── Text extract ──

ATTORNEYS FOR THE COMMISSION ON JUDICIAL QUALIFICATIONS Meg W. Babcock James Maguire Indianapolis, Indiana

______________________________________________________________________________

In the

Indiana Supreme Court
_________________________________ No. 45S00-0403-JD-126 IN THE MATTER OF THE HONORABLE JAMES DANIKOLAS, JUDGE OF THE LAKE SUPERIOR COURT, CIVIL DIVISION 3 _________________________________ JUDICIAL DISCIPLINARY ACTION _________________________________ December 6, 2005 Per Curiam.

The Indiana Commission on Judicial Qualifications ("Commission") has filed a disciplinary action in this Court against the Respondent, the Honorable James Danikolas, Judge of the Lake Superior Court, Civil Division 3 ("Judge Danikolas"). Article 7, Section 4 of the Indiana Constitution and Indiana Admission and Discipline Rule 25 give this Court original jurisdiction over this matter.

The Commission charged Judge Danikolas with violating Canons 1, 2, 2(B), 3(B)(2), and 3(C)(1) of the Code of Judicial Conduct by discharging Kris Costa Sakelaris ("Magistrate Sakelaris") from employment as a Lake Superior Court Magistrate in retaliation for testimony she provided during a previous disciplinary matter brought against Judge Danikolas. The present matter was tried before three Indiana trial court judges appointed to serve as masters in this

proceeding. 1 See Ind. Admission & Discipline Rule 25(VIII)(I). Following the trial, the masters filed their "Report of Findings of Fact, Conclusions of Law, and Recommendation" (hereinafter "Masters' Report") with this Court, as provided by Admission and Discipline Rule 25(VIII)(N)(1). Thereafter, the Commission filed its Recommendation; Judge Danikolas filed a Verified Petition for Review, Response to the Commission's Recommendation, and Brief; and the Commission filed a Reply. The matter has been tried, fully briefed, and reviewed by this Court. Having considered the evidence and submissions of the parties, along with the Masters' Report, we concur with the masters that the Commission has proven by clear and convincing evidence that Judge Danikolas committed judicial misconduct. Further, we concur in and adopt the masters' recommendation that Judge Danikolas be suspended for sixty days without pay.

───
── Entries shown ──

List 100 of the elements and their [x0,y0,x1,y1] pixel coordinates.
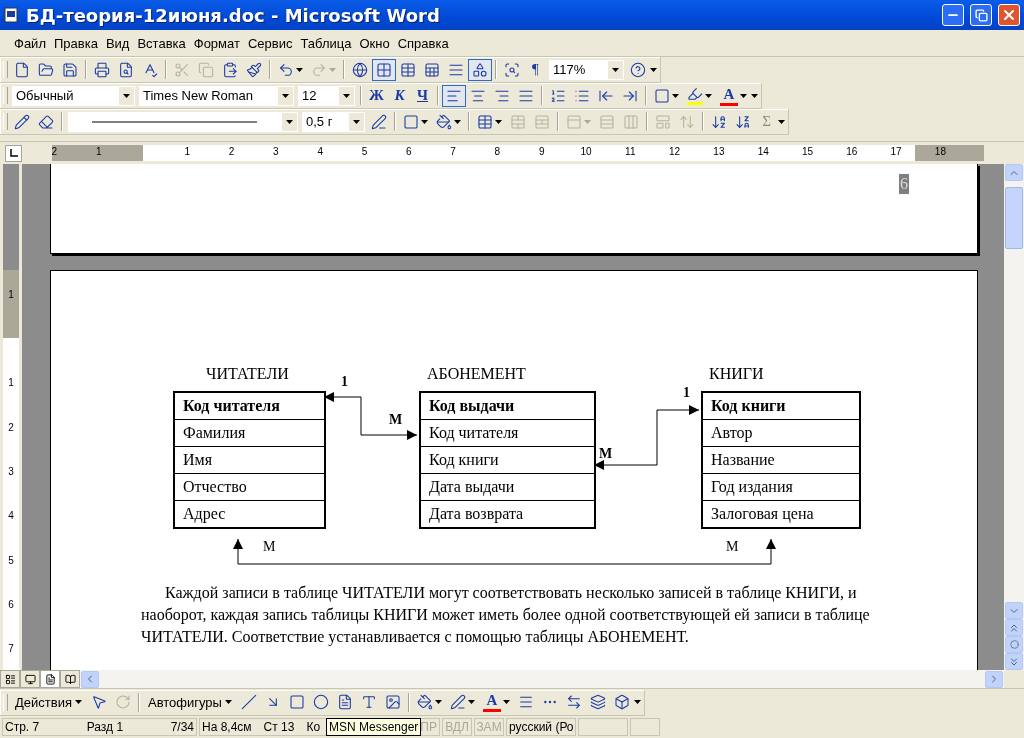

───
── Entries shown ──

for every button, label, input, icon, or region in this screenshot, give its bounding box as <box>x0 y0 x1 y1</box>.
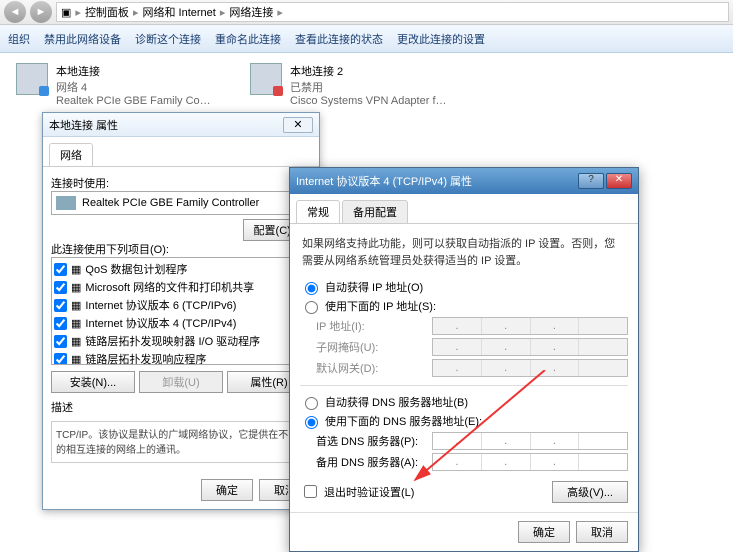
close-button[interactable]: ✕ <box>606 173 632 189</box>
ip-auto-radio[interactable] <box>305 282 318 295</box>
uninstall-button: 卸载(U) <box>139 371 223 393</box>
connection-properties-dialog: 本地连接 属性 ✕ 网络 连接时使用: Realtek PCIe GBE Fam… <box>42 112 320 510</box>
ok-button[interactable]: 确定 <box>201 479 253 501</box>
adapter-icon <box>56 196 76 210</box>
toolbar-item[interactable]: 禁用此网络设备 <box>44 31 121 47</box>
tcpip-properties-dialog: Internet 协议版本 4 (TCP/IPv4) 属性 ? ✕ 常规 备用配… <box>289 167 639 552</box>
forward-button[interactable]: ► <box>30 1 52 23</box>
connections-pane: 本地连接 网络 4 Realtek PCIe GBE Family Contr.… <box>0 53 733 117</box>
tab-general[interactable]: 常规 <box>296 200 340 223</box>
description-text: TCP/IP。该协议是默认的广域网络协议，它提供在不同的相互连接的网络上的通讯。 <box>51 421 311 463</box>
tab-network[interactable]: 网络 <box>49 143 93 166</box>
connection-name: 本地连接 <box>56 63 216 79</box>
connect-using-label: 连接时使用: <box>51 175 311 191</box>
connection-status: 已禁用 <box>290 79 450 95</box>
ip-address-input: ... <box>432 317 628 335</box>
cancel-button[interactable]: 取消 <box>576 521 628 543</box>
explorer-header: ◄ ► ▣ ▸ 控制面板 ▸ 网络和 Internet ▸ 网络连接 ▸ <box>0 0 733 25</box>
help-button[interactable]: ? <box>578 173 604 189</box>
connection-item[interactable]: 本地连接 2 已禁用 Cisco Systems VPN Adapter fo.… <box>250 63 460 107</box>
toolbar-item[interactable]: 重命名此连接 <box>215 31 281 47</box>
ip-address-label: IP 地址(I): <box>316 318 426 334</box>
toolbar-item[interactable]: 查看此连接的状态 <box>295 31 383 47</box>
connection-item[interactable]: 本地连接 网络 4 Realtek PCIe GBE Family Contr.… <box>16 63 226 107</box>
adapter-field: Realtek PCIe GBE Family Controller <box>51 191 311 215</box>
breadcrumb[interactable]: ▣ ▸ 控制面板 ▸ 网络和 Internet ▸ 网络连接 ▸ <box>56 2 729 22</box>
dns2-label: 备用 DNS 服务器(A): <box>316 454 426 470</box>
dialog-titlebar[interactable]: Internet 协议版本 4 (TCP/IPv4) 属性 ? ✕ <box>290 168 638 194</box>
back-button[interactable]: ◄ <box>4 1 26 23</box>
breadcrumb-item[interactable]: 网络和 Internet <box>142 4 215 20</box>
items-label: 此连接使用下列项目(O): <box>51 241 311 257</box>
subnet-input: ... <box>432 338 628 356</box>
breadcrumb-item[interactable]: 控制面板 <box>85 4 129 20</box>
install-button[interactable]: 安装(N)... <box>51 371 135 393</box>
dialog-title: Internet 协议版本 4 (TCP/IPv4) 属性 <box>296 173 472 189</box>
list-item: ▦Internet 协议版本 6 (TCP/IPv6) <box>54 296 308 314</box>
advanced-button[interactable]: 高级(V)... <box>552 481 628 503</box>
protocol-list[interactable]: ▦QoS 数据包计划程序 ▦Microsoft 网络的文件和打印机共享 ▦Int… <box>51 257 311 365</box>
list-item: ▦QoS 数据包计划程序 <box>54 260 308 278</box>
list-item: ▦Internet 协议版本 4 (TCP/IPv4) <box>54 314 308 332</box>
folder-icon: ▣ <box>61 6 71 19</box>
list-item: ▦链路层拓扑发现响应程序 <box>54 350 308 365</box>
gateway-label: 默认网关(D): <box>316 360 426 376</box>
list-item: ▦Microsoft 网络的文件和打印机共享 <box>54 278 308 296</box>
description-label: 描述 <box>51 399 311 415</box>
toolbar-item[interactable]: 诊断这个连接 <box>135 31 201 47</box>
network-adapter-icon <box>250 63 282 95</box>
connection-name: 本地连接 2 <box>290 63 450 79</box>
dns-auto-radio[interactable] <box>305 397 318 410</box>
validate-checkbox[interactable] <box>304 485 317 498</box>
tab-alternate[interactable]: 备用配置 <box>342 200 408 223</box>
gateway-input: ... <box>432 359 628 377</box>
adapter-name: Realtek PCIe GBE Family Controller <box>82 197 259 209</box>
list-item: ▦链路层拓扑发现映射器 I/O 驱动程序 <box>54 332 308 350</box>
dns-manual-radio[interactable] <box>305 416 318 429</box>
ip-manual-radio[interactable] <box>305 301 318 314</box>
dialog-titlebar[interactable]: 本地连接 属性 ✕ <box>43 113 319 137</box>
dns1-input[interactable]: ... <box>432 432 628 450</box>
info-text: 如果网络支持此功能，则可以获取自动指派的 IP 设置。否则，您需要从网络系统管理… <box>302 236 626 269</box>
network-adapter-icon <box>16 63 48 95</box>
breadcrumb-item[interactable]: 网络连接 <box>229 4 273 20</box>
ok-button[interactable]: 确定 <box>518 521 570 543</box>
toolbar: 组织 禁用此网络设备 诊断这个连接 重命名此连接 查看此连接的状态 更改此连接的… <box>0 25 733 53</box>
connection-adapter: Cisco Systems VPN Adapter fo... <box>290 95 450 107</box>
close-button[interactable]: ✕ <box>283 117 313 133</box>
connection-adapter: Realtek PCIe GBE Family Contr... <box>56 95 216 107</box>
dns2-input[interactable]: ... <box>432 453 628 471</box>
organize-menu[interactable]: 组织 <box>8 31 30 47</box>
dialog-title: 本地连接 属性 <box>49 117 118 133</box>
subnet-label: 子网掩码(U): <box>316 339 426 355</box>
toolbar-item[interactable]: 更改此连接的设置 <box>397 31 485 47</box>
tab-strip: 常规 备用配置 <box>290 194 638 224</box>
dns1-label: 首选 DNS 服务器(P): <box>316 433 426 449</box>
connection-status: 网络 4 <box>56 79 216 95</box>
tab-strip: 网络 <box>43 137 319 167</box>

───

Given request → Can you restate the stretch of the disciplinary opinion from "ATTORNEYS FOR THE" through "over this matter.", changing "original jurisdiction" to "exclusive jurisdiction"?

Reply to the exercise →
ATTORNEYS FOR THE COMMISSION ON JUDICIAL QUALIFICATIONS Meg W. Babcock James Maguire Indianapolis, Indiana

______________________________________________________________________________

In the

Indiana Supreme Court
_________________________________ No. 45S00-0403-JD-126 IN THE MATTER OF THE HONORABLE JAMES DANIKOLAS, JUDGE OF THE LAKE SUPERIOR COURT, CIVIL DIVISION 3 _________________________________ JUDICIAL DISCIPLINARY ACTION _________________________________ December 6, 2005 Per Curiam.

The Indiana Commission on Judicial Qualifications ("Commission") has filed a disciplinary action in this Court against the Respondent, the Honorable James Danikolas, Judge of the Lake Superior Court, Civil Division 3 ("Judge Danikolas"). Article 7, Section 4 of the Indiana Constitution and Indiana Admission and Discipline Rule 25 give this Court exclusive jurisdiction over this matter.